▸ EXERCISE TASK
Scan the following material for the string "image" and copy each line in which it appears.
____________
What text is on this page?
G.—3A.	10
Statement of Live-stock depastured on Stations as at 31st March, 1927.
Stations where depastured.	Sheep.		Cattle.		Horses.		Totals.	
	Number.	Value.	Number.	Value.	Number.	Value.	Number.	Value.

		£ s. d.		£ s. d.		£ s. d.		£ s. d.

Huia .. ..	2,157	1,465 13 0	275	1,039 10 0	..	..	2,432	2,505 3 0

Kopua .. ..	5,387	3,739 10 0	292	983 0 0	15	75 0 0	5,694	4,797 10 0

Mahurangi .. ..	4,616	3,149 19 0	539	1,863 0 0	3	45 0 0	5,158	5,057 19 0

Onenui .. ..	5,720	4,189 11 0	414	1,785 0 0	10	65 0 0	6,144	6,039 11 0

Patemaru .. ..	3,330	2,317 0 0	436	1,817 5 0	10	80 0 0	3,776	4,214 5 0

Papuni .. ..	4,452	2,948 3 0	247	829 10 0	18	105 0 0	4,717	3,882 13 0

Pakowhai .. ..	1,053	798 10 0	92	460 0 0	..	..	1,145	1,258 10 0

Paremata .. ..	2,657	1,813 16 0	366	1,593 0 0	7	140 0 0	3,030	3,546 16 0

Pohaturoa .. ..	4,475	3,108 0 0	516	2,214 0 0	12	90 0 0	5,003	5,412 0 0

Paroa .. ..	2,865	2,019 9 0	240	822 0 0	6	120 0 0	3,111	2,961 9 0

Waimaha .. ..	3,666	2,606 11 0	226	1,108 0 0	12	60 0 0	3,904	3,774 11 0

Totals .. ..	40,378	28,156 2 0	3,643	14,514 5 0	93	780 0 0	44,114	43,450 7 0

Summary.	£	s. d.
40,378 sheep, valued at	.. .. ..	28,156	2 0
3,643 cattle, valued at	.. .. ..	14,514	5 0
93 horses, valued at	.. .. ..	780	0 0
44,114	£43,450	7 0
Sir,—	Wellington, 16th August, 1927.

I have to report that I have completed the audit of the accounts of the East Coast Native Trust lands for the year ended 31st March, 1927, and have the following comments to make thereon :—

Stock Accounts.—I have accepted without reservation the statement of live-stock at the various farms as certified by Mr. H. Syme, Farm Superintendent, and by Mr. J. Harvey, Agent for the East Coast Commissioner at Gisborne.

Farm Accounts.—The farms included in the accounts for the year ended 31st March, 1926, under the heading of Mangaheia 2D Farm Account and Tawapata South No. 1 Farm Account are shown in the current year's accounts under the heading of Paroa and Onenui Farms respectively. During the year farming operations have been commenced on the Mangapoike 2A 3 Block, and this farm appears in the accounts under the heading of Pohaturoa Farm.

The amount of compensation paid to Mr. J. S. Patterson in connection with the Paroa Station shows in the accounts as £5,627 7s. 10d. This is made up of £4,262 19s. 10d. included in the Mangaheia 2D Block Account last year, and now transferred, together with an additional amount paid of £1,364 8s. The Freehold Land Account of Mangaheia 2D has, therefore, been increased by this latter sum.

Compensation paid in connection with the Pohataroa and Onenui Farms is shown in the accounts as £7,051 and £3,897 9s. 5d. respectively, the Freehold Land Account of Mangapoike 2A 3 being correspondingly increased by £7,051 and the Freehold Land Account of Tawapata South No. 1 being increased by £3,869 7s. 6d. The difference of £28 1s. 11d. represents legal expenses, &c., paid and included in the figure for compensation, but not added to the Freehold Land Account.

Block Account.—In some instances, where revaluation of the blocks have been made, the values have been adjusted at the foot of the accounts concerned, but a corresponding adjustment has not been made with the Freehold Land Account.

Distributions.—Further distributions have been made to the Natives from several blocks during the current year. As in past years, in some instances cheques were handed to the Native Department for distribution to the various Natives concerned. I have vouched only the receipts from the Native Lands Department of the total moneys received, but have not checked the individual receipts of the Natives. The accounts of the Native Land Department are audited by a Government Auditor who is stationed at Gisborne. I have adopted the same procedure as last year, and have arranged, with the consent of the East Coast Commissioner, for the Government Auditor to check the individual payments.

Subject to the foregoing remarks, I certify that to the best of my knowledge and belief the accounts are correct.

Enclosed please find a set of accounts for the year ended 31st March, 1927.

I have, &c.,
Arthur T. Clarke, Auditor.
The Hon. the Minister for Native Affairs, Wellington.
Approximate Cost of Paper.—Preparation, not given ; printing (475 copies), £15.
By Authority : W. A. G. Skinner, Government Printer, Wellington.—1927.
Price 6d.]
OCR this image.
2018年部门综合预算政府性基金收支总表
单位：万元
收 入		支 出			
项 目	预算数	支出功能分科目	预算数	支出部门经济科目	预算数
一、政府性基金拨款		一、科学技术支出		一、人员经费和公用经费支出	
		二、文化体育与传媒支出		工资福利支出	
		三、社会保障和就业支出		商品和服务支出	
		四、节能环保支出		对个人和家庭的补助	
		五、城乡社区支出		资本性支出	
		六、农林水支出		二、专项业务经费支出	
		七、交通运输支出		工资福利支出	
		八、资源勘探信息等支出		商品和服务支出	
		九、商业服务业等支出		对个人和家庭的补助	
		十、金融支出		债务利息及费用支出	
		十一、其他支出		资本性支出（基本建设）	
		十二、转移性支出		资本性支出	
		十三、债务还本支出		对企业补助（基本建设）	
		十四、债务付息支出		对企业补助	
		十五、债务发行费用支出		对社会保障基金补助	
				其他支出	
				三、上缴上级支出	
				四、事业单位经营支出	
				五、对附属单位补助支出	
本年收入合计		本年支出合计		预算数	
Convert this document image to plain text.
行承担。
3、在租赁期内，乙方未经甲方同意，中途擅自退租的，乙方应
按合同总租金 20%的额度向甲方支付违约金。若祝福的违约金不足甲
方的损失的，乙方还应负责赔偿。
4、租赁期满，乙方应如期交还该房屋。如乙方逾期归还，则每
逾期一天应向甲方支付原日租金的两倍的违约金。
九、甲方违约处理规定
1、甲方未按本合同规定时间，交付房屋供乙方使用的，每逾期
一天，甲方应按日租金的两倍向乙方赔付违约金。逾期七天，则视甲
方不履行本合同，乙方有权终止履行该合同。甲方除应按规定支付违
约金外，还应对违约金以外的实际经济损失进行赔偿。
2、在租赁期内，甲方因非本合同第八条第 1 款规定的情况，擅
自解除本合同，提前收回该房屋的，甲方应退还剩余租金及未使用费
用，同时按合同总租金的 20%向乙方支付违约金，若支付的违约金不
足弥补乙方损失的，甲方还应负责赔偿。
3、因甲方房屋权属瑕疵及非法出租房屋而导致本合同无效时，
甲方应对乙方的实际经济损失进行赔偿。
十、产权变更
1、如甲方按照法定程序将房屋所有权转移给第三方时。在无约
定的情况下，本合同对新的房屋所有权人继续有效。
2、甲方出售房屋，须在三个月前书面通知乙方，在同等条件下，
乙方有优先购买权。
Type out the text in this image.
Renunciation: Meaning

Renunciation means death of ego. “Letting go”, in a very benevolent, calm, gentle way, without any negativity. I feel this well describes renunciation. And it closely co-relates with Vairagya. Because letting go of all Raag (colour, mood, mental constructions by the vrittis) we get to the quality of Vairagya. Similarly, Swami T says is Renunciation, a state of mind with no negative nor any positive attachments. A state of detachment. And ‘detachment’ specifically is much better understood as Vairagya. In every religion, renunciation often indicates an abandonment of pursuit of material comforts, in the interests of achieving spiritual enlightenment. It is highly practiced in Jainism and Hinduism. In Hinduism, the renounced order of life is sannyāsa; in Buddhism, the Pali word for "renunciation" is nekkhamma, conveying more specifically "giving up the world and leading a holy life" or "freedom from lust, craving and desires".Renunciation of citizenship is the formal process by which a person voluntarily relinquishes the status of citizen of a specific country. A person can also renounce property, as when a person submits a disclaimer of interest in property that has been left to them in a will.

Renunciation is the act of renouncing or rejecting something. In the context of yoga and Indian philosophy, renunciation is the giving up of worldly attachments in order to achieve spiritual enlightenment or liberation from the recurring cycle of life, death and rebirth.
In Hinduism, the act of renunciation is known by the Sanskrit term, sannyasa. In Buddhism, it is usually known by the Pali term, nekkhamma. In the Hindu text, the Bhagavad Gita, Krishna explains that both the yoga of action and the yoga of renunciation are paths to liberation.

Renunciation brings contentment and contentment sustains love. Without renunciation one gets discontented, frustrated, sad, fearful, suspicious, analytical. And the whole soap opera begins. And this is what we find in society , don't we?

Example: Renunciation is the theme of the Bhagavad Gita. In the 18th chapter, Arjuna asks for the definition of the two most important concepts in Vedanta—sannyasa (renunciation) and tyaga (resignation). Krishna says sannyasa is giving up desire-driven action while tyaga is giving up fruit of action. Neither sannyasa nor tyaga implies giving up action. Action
____________
▸ SOLUTION
OCR this image.
Convert this document image to plain text.
Type out the text in this image.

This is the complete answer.